Quote every line of the data below as it stands, omitting pictures.

---*---

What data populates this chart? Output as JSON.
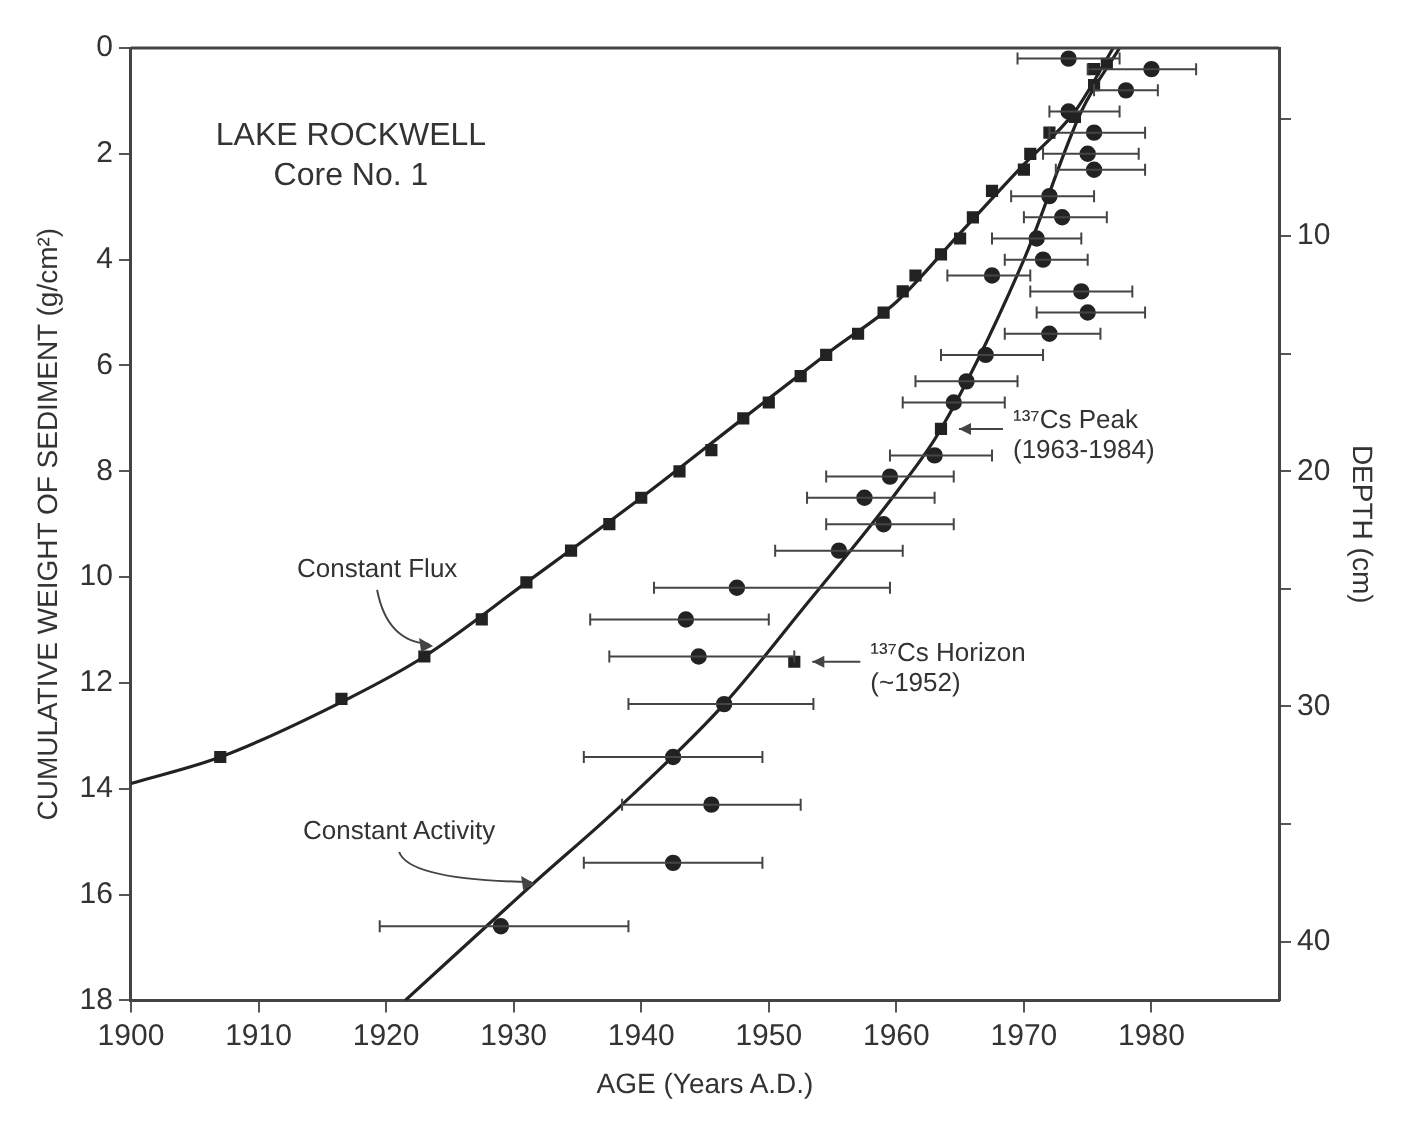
{
  "chart_data": {
    "type": "scatter",
    "title": "LAKE ROCKWELL\nCore No. 1",
    "xlabel": "AGE (Years A.D.)",
    "ylabel": "CUMULATIVE WEIGHT OF SEDIMENT (g/cm²)",
    "y2label": "DEPTH (cm)",
    "xlim": [
      1900,
      1990
    ],
    "xticks": [
      1900,
      1910,
      1920,
      1930,
      1940,
      1950,
      1960,
      1970,
      1980
    ],
    "ylim": [
      18,
      0
    ],
    "yticks": [
      0,
      2,
      4,
      6,
      8,
      10,
      12,
      14,
      16,
      18
    ],
    "y2lim": [
      42.5,
      2
    ],
    "y2ticks": [
      {
        "value": 5,
        "label": null
      },
      10,
      {
        "value": 15,
        "label": null
      },
      20,
      {
        "value": 25,
        "label": null
      },
      30,
      {
        "value": 35,
        "label": null
      },
      40
    ],
    "grid": false,
    "legend": false,
    "series": [
      {
        "type": "scatter",
        "marker": "square",
        "color": "#222222",
        "x": [
          1907,
          1916.5,
          1923,
          1927.5,
          1931,
          1934.5,
          1937.5,
          1940,
          1943,
          1945.5,
          1948,
          1950,
          1952.5,
          1954.5,
          1957,
          1959,
          1960.5,
          1961.5,
          1963.5,
          1965,
          1966,
          1967.5,
          1970,
          1970.5,
          1972,
          1974,
          1975.5,
          1975.5,
          1976.5
        ],
        "values": [
          13.4,
          12.3,
          11.5,
          10.8,
          10.1,
          9.5,
          9.0,
          8.5,
          8.0,
          7.6,
          7.0,
          6.7,
          6.2,
          5.8,
          5.4,
          5.0,
          4.6,
          4.3,
          3.9,
          3.6,
          3.2,
          2.7,
          2.3,
          2.0,
          1.6,
          1.3,
          0.7,
          0.4,
          0.3
        ]
      },
      {
        "type": "line",
        "marker": "none",
        "line_style": "solid",
        "color": "#222222",
        "x": [
          1900,
          1907,
          1917,
          1923,
          1931,
          1940,
          1948,
          1955,
          1960,
          1965,
          1970,
          1974,
          1977
        ],
        "values": [
          13.9,
          13.4,
          12.3,
          11.5,
          10.1,
          8.5,
          7.0,
          5.7,
          4.8,
          3.5,
          2.2,
          1.2,
          0
        ]
      },
      {
        "type": "scatter",
        "marker": "circle",
        "color": "#222222",
        "x": [
          1973.5,
          1980,
          1978,
          1973.5,
          1975.5,
          1975,
          1975.5,
          1972,
          1973,
          1971,
          1971.5,
          1967.5,
          1974.5,
          1975,
          1972,
          1967,
          1965.5,
          1964.5,
          1963,
          1959.5,
          1957.5,
          1959,
          1955.5,
          1947.5,
          1943.5,
          1944.5,
          1946.5,
          1942.5,
          1945.5,
          1942.5,
          1929
        ],
        "values": [
          0.2,
          0.4,
          0.8,
          1.2,
          1.6,
          2.0,
          2.3,
          2.8,
          3.2,
          3.6,
          4.0,
          4.3,
          4.6,
          5.0,
          5.4,
          5.8,
          6.3,
          6.7,
          7.7,
          8.1,
          8.5,
          9.0,
          9.5,
          10.2,
          10.8,
          11.5,
          12.4,
          13.4,
          14.3,
          15.4,
          16.6
        ],
        "xerrors": [
          [
            1969.5,
            1977.5
          ],
          [
            1975,
            1983.5
          ],
          [
            1975.5,
            1980.5
          ],
          [
            1972,
            1977.5
          ],
          [
            1972,
            1979.5
          ],
          [
            1971.5,
            1979
          ],
          [
            1972.5,
            1979.5
          ],
          [
            1969,
            1975.5
          ],
          [
            1970,
            1976.5
          ],
          [
            1967.5,
            1974.5
          ],
          [
            1968.5,
            1975
          ],
          [
            1964,
            1970.5
          ],
          [
            1970.5,
            1978.5
          ],
          [
            1971,
            1979.5
          ],
          [
            1968.5,
            1976
          ],
          [
            1963.5,
            1971.5
          ],
          [
            1961.5,
            1969.5
          ],
          [
            1960.5,
            1968.5
          ],
          [
            1959.5,
            1967.5
          ],
          [
            1954.5,
            1964.5
          ],
          [
            1953,
            1963
          ],
          [
            1954.5,
            1964.5
          ],
          [
            1950.5,
            1960.5
          ],
          [
            1941,
            1959.5
          ],
          [
            1936,
            1950
          ],
          [
            1937.5,
            1952
          ],
          [
            1939,
            1953.5
          ],
          [
            1935.5,
            1949.5
          ],
          [
            1938.5,
            1952.5
          ],
          [
            1935.5,
            1949.5
          ],
          [
            1919.5,
            1939
          ]
        ]
      },
      {
        "type": "line",
        "marker": "none",
        "line_style": "solid",
        "color": "#222222",
        "x": [
          1921.5,
          1931.5,
          1938.5,
          1946.5,
          1953,
          1960,
          1963.5,
          1970,
          1974.5,
          1977.5
        ],
        "values": [
          18,
          15.8,
          14.3,
          12.4,
          10.5,
          8.4,
          7.2,
          4.0,
          1.2,
          0
        ]
      },
      {
        "type": "scatter",
        "marker": "square",
        "color": "#222222",
        "x": [
          1963.5,
          1952
        ],
        "values": [
          7.2,
          11.6
        ]
      }
    ],
    "annotations": [
      {
        "text": "¹³⁷Cs Peak\n(1963-1984)",
        "x": 1963.5,
        "y": 7.2
      },
      {
        "text": "¹³⁷Cs Horizon\n(~1952)",
        "x": 1952,
        "y": 11.6
      },
      {
        "text": "Constant Flux",
        "x": 1924,
        "y": 11.3
      },
      {
        "text": "Constant Activity",
        "x": 1932,
        "y": 15.8
      }
    ]
  }
}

---*---

Result of the exercise:
What data populates this chart? Output as JSON.
{
  "chart_data": {
    "type": "scatter",
    "title": "LAKE ROCKWELL\nCore No. 1",
    "xlabel": "AGE (Years A.D.)",
    "ylabel": "CUMULATIVE WEIGHT OF SEDIMENT (g/cm²)",
    "y2label": "DEPTH (cm)",
    "xlim": [
      1900,
      1990
    ],
    "xticks": [
      1900,
      1910,
      1920,
      1930,
      1940,
      1950,
      1960,
      1970,
      1980
    ],
    "ylim": [
      18,
      0
    ],
    "yticks": [
      0,
      2,
      4,
      6,
      8,
      10,
      12,
      14,
      16,
      18
    ],
    "y2lim": [
      42.5,
      2
    ],
    "y2ticks": [
      {
        "value": 5,
        "label": null
      },
      10,
      {
        "value": 15,
        "label": null
      },
      20,
      {
        "value": 25,
        "label": null
      },
      30,
      {
        "value": 35,
        "label": null
      },
      40
    ],
    "grid": false,
    "legend": false,
    "series": [
      {
        "type": "scatter",
        "marker": "square",
        "color": "#222222",
        "x": [
          1907,
          1916.5,
          1923,
          1927.5,
          1931,
          1934.5,
          1937.5,
          1940,
          1943,
          1945.5,
          1948,
          1950,
          1952.5,
          1954.5,
          1957,
          1959,
          1960.5,
          1961.5,
          1963.5,
          1965,
          1966,
          1967.5,
          1970,
          1970.5,
          1972,
          1974,
          1975.5,
          1975.5,
          1976.5
        ],
        "values": [
          13.4,
          12.3,
          11.5,
          10.8,
          10.1,
          9.5,
          9.0,
          8.5,
          8.0,
          7.6,
          7.0,
          6.7,
          6.2,
          5.8,
          5.4,
          5.0,
          4.6,
          4.3,
          3.9,
          3.6,
          3.2,
          2.7,
          2.3,
          2.0,
          1.6,
          1.3,
          0.7,
          0.4,
          0.3
        ]
      },
      {
        "type": "line",
        "marker": "none",
        "line_style": "solid",
        "color": "#222222",
        "x": [
          1900,
          1907,
          1917,
          1923,
          1931,
          1940,
          1948,
          1955,
          1960,
          1965,
          1970,
          1974,
          1977
        ],
        "values": [
          13.9,
          13.4,
          12.3,
          11.5,
          10.1,
          8.5,
          7.0,
          5.7,
          4.8,
          3.5,
          2.2,
          1.2,
          0
        ]
      },
      {
        "type": "scatter",
        "marker": "circle",
        "color": "#222222",
        "x": [
          1973.5,
          1980,
          1978,
          1973.5,
          1975.5,
          1975,
          1975.5,
          1972,
          1973,
          1971,
          1971.5,
          1967.5,
          1974.5,
          1975,
          1972,
          1967,
          1965.5,
          1964.5,
          1963,
          1959.5,
          1957.5,
          1959,
          1955.5,
          1947.5,
          1943.5,
          1944.5,
          1946.5,
          1942.5,
          1945.5,
          1942.5,
          1929
        ],
        "values": [
          0.2,
          0.4,
          0.8,
          1.2,
          1.6,
          2.0,
          2.3,
          2.8,
          3.2,
          3.6,
          4.0,
          4.3,
          4.6,
          5.0,
          5.4,
          5.8,
          6.3,
          6.7,
          7.7,
          8.1,
          8.5,
          9.0,
          9.5,
          10.2,
          10.8,
          11.5,
          12.4,
          13.4,
          14.3,
          15.4,
          16.6
        ],
        "xerrors": [
          [
            1969.5,
            1977.5
          ],
          [
            1975,
            1983.5
          ],
          [
            1975.5,
            1980.5
          ],
          [
            1972,
            1977.5
          ],
          [
            1972,
            1979.5
          ],
          [
            1971.5,
            1979
          ],
          [
            1972.5,
            1979.5
          ],
          [
            1969,
            1975.5
          ],
          [
            1970,
            1976.5
          ],
          [
            1967.5,
            1974.5
          ],
          [
            1968.5,
            1975
          ],
          [
            1964,
            1970.5
          ],
          [
            1970.5,
            1978.5
          ],
          [
            1971,
            1979.5
          ],
          [
            1968.5,
            1976
          ],
          [
            1963.5,
            1971.5
          ],
          [
            1961.5,
            1969.5
          ],
          [
            1960.5,
            1968.5
          ],
          [
            1959.5,
            1967.5
          ],
          [
            1954.5,
            1964.5
          ],
          [
            1953,
            1963
          ],
          [
            1954.5,
            1964.5
          ],
          [
            1950.5,
            1960.5
          ],
          [
            1941,
            1959.5
          ],
          [
            1936,
            1950
          ],
          [
            1937.5,
            1952
          ],
          [
            1939,
            1953.5
          ],
          [
            1935.5,
            1949.5
          ],
          [
            1938.5,
            1952.5
          ],
          [
            1935.5,
            1949.5
          ],
          [
            1919.5,
            1939
          ]
        ]
      },
      {
        "type": "line",
        "marker": "none",
        "line_style": "solid",
        "color": "#222222",
        "x": [
          1921.5,
          1931.5,
          1938.5,
          1946.5,
          1953,
          1960,
          1963.5,
          1970,
          1974.5,
          1977.5
        ],
        "values": [
          18,
          15.8,
          14.3,
          12.4,
          10.5,
          8.4,
          7.2,
          4.0,
          1.2,
          0
        ]
      },
      {
        "type": "scatter",
        "marker": "square",
        "color": "#222222",
        "x": [
          1963.5,
          1952
        ],
        "values": [
          7.2,
          11.6
        ]
      }
    ],
    "annotations": [
      {
        "text": "¹³⁷Cs Peak\n(1963-1984)",
        "x": 1963.5,
        "y": 7.2
      },
      {
        "text": "¹³⁷Cs Horizon\n(~1952)",
        "x": 1952,
        "y": 11.6
      },
      {
        "text": "Constant Flux",
        "x": 1924,
        "y": 11.3
      },
      {
        "text": "Constant Activity",
        "x": 1932,
        "y": 15.8
      }
    ]
  }
}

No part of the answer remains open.